_BRIEF:_
Copy the records below line for line, omitting the pictures.

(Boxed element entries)
Begin

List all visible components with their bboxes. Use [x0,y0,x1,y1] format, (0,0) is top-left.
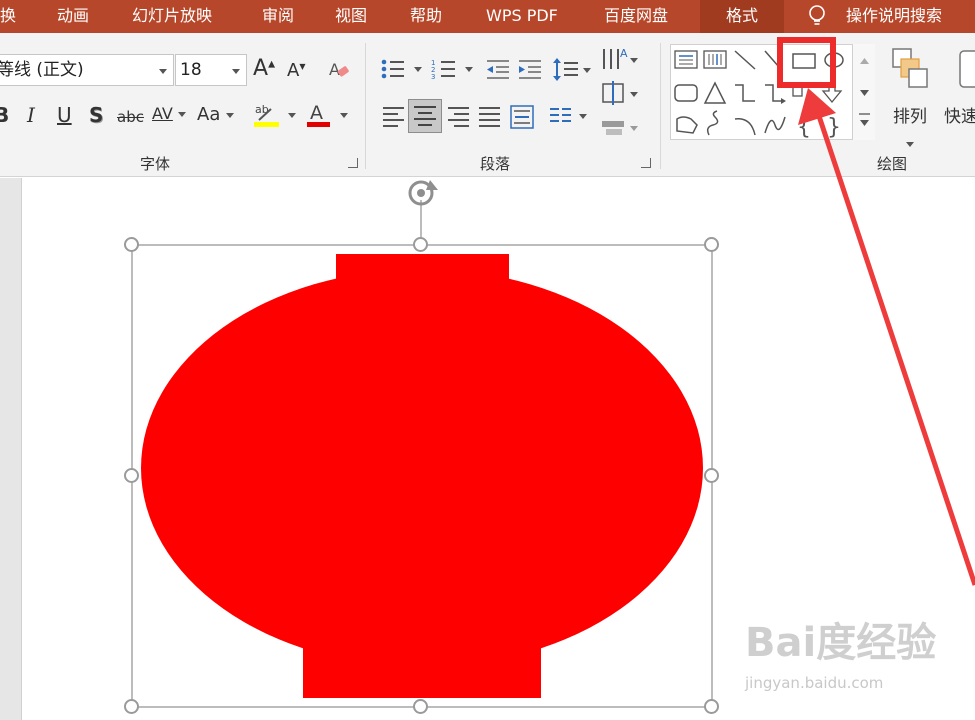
rectangle-highlight-box [777,37,836,88]
resize-handle-left[interactable] [124,468,139,483]
resize-handle-bottom-right[interactable] [704,699,719,714]
resize-handle-right[interactable] [704,468,719,483]
baidu-watermark-url: jingyan.baidu.com [745,674,884,692]
rotate-handle-icon[interactable] [408,180,438,206]
pointer-arrow-head [798,88,836,125]
baidu-watermark: Bai度经验 [745,620,937,666]
resize-handle-bottom[interactable] [413,699,428,714]
lantern-body[interactable] [141,269,703,667]
resize-handle-top[interactable] [413,237,428,252]
pointer-arrow-shaft [814,109,975,586]
resize-handle-bottom-left[interactable] [124,699,139,714]
resize-handle-top-left[interactable] [124,237,139,252]
resize-handle-top-right[interactable] [704,237,719,252]
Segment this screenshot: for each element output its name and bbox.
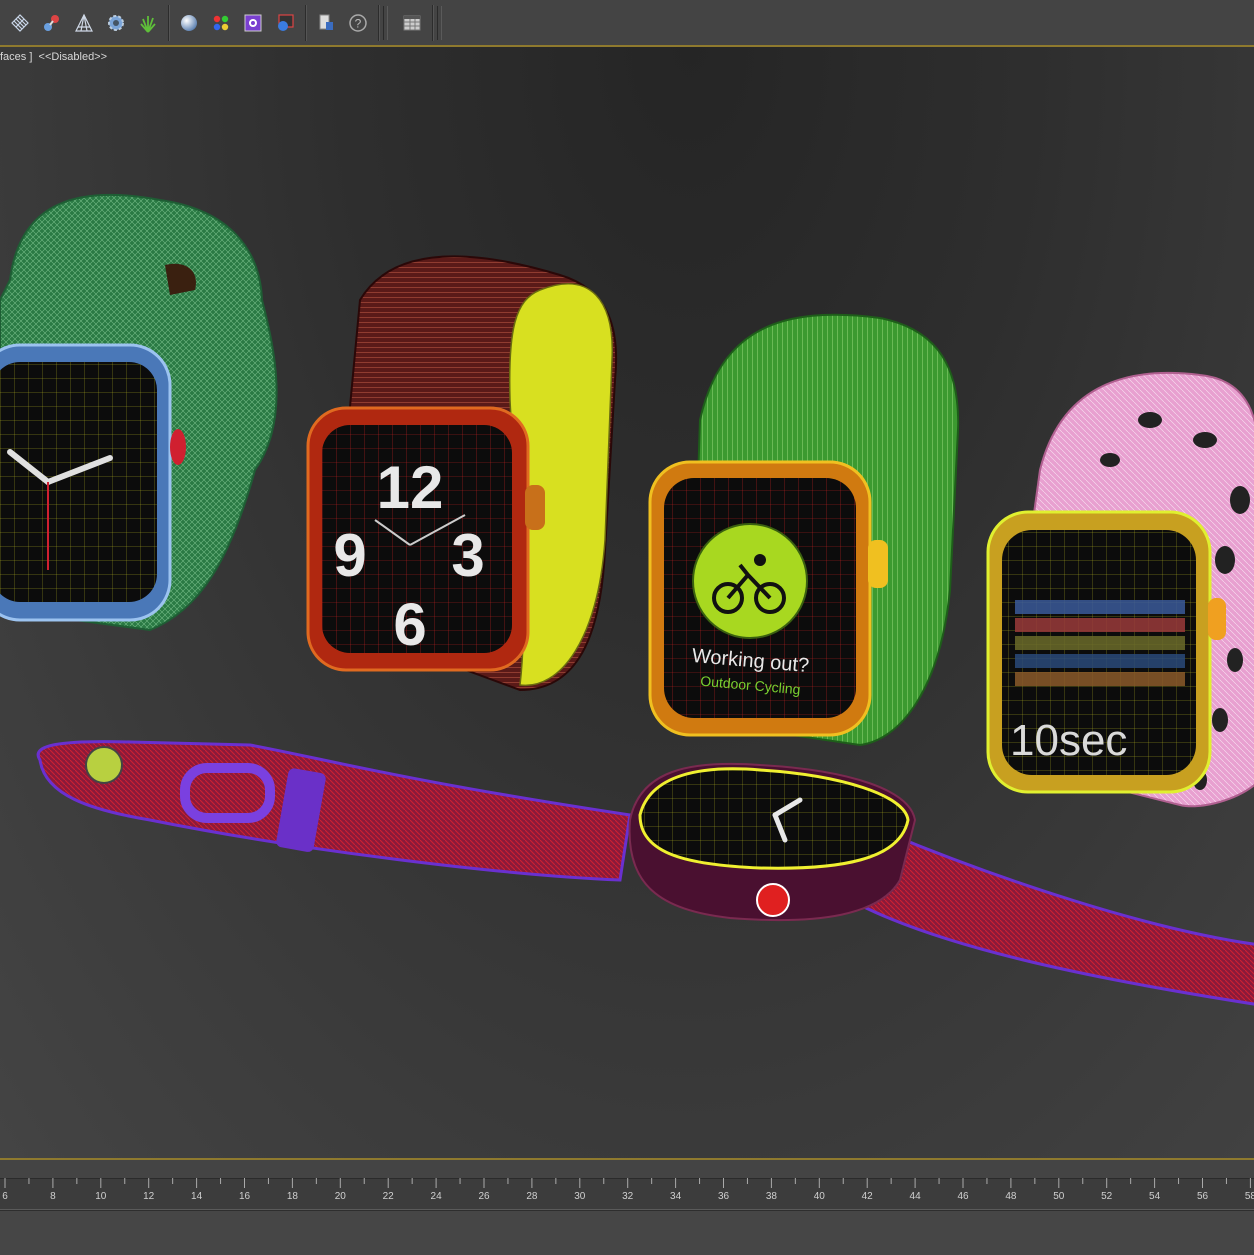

End

_WRITTEN SOLUTION:_
List all visible components with their bboxes. Use [x0,y0,x1,y1] format, (0,0) is top-left.
rectangle-highlight-box [777,37,836,88]
resize-handle-left[interactable] [124,468,139,483]
resize-handle-bottom-right[interactable] [704,699,719,714]
resize-handle-right[interactable] [704,468,719,483]
baidu-watermark-url: jingyan.baidu.com [745,674,884,692]
rotate-handle-icon[interactable] [408,180,438,206]
pointer-arrow-head [798,88,836,125]
baidu-watermark: Bai度经验 [745,620,937,666]
resize-handle-bottom[interactable] [413,699,428,714]
lantern-body[interactable] [141,269,703,667]
resize-handle-top[interactable] [413,237,428,252]
pointer-arrow-shaft [814,109,975,586]
resize-handle-bottom-left[interactable] [124,699,139,714]
resize-handle-top-left[interactable] [124,237,139,252]
resize-handle-top-right[interactable] [704,237,719,252]
Segment this screenshot: for each element output its name and bbox.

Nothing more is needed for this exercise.